◆ **SOURCE PASSAGE**:
----------
Tuning for Data Engineering Job Processing
Tune the application services and run-time engines for processing data engineering jobs.
You might want to tune the application services and run-time engines for data engineering job processing to ensure that the application services and the run-time engines are allocated enough resources to perform jobs.
For example, the Model Repository Service and the Data Integration Service require resources to store run-time data. When you run mappings, you might deploy the mappings to the Data Integration Service and run the mappings on the Blaze engine. Similarly, the Blaze engine requires resources to run the mappings. You must allocate enough resources between the Model Repository Service, the Data Integration Service, and the Blaze engine to ensure that mapping performance is optimized.
You can tune the application services and run-time engines based on deployment type. A deployment type represents job processing requirements based on concurrency and volume. The deployment type defines the amount of resources that application services and run-time engines require to function efficiently, and how resources should be allocated between the application services and run-time engines.
To tune the application services and run-time engines, assess the deployment type that best describes the environment that you use for processing data engineering jobs. Then select the application services and the run-time engines that you want to tune. Tune the application services and the run-time engines using infacmd autotune autotune.
Deployment Types
A deployment type represents big data processing requirements based on concurrency and volume.
The deployment type defines the amount of resources that application services and run-time engines require to function efficiently, and how resources should be allocated between the application services and run-time engines. The deployment types are Sandbox, Basic, Standard, and Advanced.
----------
◆ **WHAT YOU WILL DO**:
A - According to the tuning passage, which command tunes the application services and run-time engines?
B - Please reproduce the tuning passage word for word, everything from "To tune the application services and run-time engines, assess" down to "data processing requirements based on concurrency and volume.".
The items that follow were taken from a different source.

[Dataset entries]
----------
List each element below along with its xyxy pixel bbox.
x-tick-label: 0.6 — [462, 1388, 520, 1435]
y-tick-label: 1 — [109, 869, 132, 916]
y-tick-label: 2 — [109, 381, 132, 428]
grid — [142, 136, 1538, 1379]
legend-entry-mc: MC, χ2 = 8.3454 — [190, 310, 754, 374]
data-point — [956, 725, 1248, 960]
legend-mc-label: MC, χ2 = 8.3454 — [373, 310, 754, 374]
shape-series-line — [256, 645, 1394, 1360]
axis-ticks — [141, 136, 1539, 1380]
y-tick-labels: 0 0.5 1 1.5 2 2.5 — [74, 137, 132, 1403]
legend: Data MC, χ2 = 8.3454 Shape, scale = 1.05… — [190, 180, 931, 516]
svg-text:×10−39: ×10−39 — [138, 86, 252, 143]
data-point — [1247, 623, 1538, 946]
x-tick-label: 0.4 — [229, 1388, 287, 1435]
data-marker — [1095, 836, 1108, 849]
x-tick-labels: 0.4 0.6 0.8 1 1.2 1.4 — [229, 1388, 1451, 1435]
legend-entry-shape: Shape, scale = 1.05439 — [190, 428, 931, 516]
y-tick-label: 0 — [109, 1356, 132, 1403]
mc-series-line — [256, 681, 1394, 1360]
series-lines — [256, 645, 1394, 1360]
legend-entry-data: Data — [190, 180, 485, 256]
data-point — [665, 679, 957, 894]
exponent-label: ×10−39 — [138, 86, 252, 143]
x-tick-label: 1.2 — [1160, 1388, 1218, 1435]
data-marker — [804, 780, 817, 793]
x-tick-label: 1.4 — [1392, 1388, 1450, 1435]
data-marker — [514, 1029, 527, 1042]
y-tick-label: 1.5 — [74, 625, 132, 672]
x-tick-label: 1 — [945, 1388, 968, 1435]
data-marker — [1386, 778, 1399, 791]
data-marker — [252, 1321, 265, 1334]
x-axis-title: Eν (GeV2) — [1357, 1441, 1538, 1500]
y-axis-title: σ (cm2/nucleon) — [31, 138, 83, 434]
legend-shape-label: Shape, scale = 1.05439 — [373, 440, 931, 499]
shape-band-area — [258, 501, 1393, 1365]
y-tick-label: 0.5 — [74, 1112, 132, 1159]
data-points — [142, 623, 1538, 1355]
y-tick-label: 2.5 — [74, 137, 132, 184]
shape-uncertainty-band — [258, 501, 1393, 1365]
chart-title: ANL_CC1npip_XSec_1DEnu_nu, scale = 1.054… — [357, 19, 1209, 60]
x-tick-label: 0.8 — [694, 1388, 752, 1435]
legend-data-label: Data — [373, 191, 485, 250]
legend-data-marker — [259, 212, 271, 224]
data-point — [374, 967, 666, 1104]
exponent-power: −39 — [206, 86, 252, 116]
----------
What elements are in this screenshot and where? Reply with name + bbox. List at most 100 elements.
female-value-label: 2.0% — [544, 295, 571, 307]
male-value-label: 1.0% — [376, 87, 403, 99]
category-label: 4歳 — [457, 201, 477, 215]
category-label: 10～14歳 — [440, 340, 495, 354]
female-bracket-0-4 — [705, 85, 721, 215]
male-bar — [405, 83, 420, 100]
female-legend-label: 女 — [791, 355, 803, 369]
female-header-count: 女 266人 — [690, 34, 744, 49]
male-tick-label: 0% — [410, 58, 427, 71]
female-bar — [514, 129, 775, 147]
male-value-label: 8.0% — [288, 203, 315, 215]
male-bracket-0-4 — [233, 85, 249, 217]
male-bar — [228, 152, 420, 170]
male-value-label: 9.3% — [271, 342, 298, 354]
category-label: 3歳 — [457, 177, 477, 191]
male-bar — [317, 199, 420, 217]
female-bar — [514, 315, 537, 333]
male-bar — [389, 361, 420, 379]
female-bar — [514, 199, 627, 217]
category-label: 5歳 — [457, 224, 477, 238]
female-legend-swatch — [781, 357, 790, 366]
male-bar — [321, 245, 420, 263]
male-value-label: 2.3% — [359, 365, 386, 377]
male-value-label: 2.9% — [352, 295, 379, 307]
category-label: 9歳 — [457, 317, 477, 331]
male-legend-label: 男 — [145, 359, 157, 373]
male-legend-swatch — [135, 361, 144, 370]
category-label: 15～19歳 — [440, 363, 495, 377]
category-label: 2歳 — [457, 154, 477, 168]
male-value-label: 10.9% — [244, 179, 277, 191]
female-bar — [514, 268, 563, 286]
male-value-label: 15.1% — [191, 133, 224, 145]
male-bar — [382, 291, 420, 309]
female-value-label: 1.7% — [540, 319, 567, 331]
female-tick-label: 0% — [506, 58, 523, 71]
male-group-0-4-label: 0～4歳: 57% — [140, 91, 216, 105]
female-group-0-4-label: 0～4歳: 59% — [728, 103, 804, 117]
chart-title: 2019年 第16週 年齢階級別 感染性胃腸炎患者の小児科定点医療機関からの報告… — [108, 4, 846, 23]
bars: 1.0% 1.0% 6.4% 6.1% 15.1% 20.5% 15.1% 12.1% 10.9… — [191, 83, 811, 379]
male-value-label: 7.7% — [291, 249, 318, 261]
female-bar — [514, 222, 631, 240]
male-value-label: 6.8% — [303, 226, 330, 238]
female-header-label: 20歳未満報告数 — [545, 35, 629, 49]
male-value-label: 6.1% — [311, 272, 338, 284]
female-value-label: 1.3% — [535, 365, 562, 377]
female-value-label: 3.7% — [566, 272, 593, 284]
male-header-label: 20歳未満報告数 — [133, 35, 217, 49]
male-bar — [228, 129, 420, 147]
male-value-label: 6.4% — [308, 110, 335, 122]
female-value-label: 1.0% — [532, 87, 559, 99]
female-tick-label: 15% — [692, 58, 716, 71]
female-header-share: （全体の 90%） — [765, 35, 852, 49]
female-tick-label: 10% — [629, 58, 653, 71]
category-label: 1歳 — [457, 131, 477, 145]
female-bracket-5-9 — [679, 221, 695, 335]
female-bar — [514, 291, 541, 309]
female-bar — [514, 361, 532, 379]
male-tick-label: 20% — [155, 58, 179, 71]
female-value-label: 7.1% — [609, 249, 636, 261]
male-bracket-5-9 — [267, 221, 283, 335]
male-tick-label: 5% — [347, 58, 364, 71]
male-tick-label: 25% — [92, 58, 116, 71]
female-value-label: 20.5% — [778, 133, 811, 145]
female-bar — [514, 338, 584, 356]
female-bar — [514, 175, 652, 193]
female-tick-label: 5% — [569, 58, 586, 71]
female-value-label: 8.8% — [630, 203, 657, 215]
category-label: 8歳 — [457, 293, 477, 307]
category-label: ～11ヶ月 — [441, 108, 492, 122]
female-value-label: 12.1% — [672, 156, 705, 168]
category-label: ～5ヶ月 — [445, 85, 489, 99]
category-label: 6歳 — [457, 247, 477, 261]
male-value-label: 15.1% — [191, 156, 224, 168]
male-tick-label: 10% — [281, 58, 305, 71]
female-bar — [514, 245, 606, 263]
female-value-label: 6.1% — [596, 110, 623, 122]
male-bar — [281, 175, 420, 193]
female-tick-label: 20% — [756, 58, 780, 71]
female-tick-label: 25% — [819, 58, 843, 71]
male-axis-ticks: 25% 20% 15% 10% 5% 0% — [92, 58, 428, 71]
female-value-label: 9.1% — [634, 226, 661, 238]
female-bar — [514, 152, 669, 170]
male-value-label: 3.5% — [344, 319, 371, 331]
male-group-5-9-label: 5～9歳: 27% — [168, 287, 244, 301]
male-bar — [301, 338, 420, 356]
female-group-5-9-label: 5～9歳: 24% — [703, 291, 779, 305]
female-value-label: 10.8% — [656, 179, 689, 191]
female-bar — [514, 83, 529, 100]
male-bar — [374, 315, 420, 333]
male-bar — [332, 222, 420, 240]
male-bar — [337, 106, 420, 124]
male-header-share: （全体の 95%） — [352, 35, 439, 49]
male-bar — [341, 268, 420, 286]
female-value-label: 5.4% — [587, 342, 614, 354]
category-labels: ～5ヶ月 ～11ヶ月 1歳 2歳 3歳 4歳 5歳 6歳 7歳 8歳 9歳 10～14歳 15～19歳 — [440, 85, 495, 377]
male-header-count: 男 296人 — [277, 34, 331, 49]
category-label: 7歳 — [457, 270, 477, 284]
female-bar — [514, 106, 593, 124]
----------
◆ **FINAL ANSWERS**:
A - infacmd autotune autotune

B -
To tune the application services and run-time engines, assess the deployment type that best describes the environment that you use for processing data engineering jobs. Then select the application services and the run-time engines that you want to tune. Tune the application services and the run-time engines using infacmd autotune autotune.
Deployment Types
A deployment type represents big data processing requirements based on concurrency and volume.